— Exercise requirements —
Copy the listing verbatim, excluding any images found in it.

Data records

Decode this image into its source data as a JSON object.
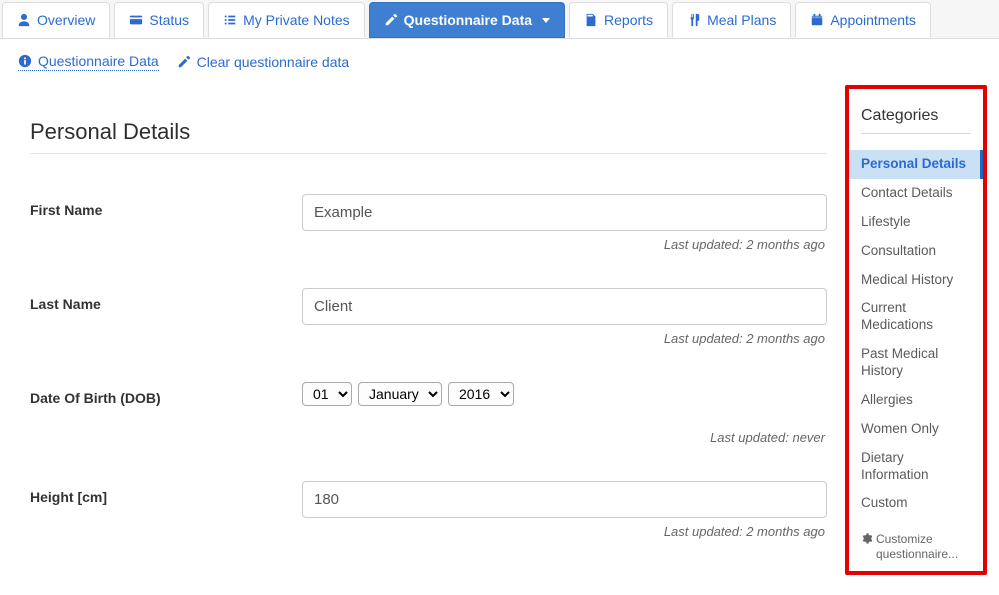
{
  "tabs": {
    "overview": "Overview",
    "status": "Status",
    "notes": "My Private Notes",
    "questionnaire": "Questionnaire Data",
    "reports": "Reports",
    "meals": "Meal Plans",
    "appointments": "Appointments"
  },
  "sublinks": {
    "data": "Questionnaire Data",
    "clear": "Clear questionnaire data"
  },
  "section": {
    "title": "Personal Details"
  },
  "fields": {
    "first_name": {
      "label": "First Name",
      "value": "Example",
      "updated": "Last updated: 2 months ago"
    },
    "last_name": {
      "label": "Last Name",
      "value": "Client",
      "updated": "Last updated: 2 months ago"
    },
    "dob": {
      "label": "Date Of Birth (DOB)",
      "day": "01",
      "month": "January",
      "year": "2016",
      "updated": "Last updated: never"
    },
    "height": {
      "label": "Height [cm]",
      "value": "180",
      "updated": "Last updated: 2 months ago"
    }
  },
  "categories": {
    "title": "Categories",
    "items": [
      "Personal Details",
      "Contact Details",
      "Lifestyle",
      "Consultation",
      "Medical History",
      "Current Medications",
      "Past Medical History",
      "Allergies",
      "Women Only",
      "Dietary Information",
      "Custom"
    ],
    "customize": "Customize questionnaire..."
  }
}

— Exercise response —
Decode this image into its source data as a JSON object.
{
  "tabs": {
    "overview": "Overview",
    "status": "Status",
    "notes": "My Private Notes",
    "questionnaire": "Questionnaire Data",
    "reports": "Reports",
    "meals": "Meal Plans",
    "appointments": "Appointments"
  },
  "sublinks": {
    "data": "Questionnaire Data",
    "clear": "Clear questionnaire data"
  },
  "section": {
    "title": "Personal Details"
  },
  "fields": {
    "first_name": {
      "label": "First Name",
      "value": "Example",
      "updated": "Last updated: 2 months ago"
    },
    "last_name": {
      "label": "Last Name",
      "value": "Client",
      "updated": "Last updated: 2 months ago"
    },
    "dob": {
      "label": "Date Of Birth (DOB)",
      "day": "01",
      "month": "January",
      "year": "2016",
      "updated": "Last updated: never"
    },
    "height": {
      "label": "Height [cm]",
      "value": "180",
      "updated": "Last updated: 2 months ago"
    }
  },
  "categories": {
    "title": "Categories",
    "items": [
      "Personal Details",
      "Contact Details",
      "Lifestyle",
      "Consultation",
      "Medical History",
      "Current Medications",
      "Past Medical History",
      "Allergies",
      "Women Only",
      "Dietary Information",
      "Custom"
    ],
    "customize": "Customize questionnaire..."
  }
}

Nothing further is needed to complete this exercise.